> Exercise brief
Return every entry exactly.

━━━ Extracted data

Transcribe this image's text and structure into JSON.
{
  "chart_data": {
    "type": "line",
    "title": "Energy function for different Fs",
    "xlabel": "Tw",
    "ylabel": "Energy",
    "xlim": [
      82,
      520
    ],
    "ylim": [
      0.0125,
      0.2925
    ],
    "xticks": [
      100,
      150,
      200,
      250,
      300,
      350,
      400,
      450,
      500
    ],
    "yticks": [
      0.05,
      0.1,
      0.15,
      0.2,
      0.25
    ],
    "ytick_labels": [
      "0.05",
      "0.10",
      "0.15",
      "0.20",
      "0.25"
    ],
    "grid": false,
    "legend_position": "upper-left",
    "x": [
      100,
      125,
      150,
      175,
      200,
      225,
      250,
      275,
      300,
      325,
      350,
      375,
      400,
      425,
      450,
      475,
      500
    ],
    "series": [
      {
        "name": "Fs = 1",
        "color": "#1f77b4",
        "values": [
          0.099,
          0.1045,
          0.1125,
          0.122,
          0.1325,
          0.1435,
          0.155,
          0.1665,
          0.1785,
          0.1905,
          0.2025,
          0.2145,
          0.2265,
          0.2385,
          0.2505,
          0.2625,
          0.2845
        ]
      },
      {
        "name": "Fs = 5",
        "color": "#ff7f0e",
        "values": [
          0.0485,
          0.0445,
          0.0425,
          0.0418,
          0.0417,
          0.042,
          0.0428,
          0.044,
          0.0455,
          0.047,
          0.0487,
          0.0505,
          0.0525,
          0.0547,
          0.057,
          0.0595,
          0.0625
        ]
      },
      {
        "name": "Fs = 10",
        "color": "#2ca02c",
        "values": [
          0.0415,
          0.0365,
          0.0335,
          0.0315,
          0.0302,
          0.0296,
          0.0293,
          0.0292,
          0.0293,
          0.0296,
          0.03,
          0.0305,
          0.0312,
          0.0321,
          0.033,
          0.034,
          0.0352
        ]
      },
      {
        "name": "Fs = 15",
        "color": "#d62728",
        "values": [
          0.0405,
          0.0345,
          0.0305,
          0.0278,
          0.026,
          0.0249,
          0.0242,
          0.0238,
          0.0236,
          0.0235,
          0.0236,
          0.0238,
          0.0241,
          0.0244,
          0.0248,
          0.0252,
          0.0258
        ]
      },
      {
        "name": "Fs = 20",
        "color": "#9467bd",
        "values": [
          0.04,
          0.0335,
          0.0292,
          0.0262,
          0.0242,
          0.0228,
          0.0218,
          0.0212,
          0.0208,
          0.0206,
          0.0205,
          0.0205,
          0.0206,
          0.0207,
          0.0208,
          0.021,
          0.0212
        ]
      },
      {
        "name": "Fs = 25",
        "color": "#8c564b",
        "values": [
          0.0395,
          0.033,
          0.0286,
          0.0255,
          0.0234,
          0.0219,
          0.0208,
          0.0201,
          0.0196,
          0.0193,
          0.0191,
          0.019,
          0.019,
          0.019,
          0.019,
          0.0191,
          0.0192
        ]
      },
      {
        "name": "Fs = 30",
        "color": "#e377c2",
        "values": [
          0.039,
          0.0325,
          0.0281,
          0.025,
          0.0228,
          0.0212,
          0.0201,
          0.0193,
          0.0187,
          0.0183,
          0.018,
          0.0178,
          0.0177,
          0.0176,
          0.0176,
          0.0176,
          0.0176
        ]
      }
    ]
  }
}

━━━━━━

> Output
Transcribe this image's text and structure into JSON.
{
  "chart_data": {
    "type": "line",
    "title": "Energy function for different Fs",
    "xlabel": "Tw",
    "ylabel": "Energy",
    "xlim": [
      82,
      520
    ],
    "ylim": [
      0.0125,
      0.2925
    ],
    "xticks": [
      100,
      150,
      200,
      250,
      300,
      350,
      400,
      450,
      500
    ],
    "yticks": [
      0.05,
      0.1,
      0.15,
      0.2,
      0.25
    ],
    "ytick_labels": [
      "0.05",
      "0.10",
      "0.15",
      "0.20",
      "0.25"
    ],
    "grid": false,
    "legend_position": "upper-left",
    "x": [
      100,
      125,
      150,
      175,
      200,
      225,
      250,
      275,
      300,
      325,
      350,
      375,
      400,
      425,
      450,
      475,
      500
    ],
    "series": [
      {
        "name": "Fs = 1",
        "color": "#1f77b4",
        "values": [
          0.099,
          0.1045,
          0.1125,
          0.122,
          0.1325,
          0.1435,
          0.155,
          0.1665,
          0.1785,
          0.1905,
          0.2025,
          0.2145,
          0.2265,
          0.2385,
          0.2505,
          0.2625,
          0.2845
        ]
      },
      {
        "name": "Fs = 5",
        "color": "#ff7f0e",
        "values": [
          0.0485,
          0.0445,
          0.0425,
          0.0418,
          0.0417,
          0.042,
          0.0428,
          0.044,
          0.0455,
          0.047,
          0.0487,
          0.0505,
          0.0525,
          0.0547,
          0.057,
          0.0595,
          0.0625
        ]
      },
      {
        "name": "Fs = 10",
        "color": "#2ca02c",
        "values": [
          0.0415,
          0.0365,
          0.0335,
          0.0315,
          0.0302,
          0.0296,
          0.0293,
          0.0292,
          0.0293,
          0.0296,
          0.03,
          0.0305,
          0.0312,
          0.0321,
          0.033,
          0.034,
          0.0352
        ]
      },
      {
        "name": "Fs = 15",
        "color": "#d62728",
        "values": [
          0.0405,
          0.0345,
          0.0305,
          0.0278,
          0.026,
          0.0249,
          0.0242,
          0.0238,
          0.0236,
          0.0235,
          0.0236,
          0.0238,
          0.0241,
          0.0244,
          0.0248,
          0.0252,
          0.0258
        ]
      },
      {
        "name": "Fs = 20",
        "color": "#9467bd",
        "values": [
          0.04,
          0.0335,
          0.0292,
          0.0262,
          0.0242,
          0.0228,
          0.0218,
          0.0212,
          0.0208,
          0.0206,
          0.0205,
          0.0205,
          0.0206,
          0.0207,
          0.0208,
          0.021,
          0.0212
        ]
      },
      {
        "name": "Fs = 25",
        "color": "#8c564b",
        "values": [
          0.0395,
          0.033,
          0.0286,
          0.0255,
          0.0234,
          0.0219,
          0.0208,
          0.0201,
          0.0196,
          0.0193,
          0.0191,
          0.019,
          0.019,
          0.019,
          0.019,
          0.0191,
          0.0192
        ]
      },
      {
        "name": "Fs = 30",
        "color": "#e377c2",
        "values": [
          0.039,
          0.0325,
          0.0281,
          0.025,
          0.0228,
          0.0212,
          0.0201,
          0.0193,
          0.0187,
          0.0183,
          0.018,
          0.0178,
          0.0177,
          0.0176,
          0.0176,
          0.0176,
          0.0176
        ]
      }
    ]
  }
}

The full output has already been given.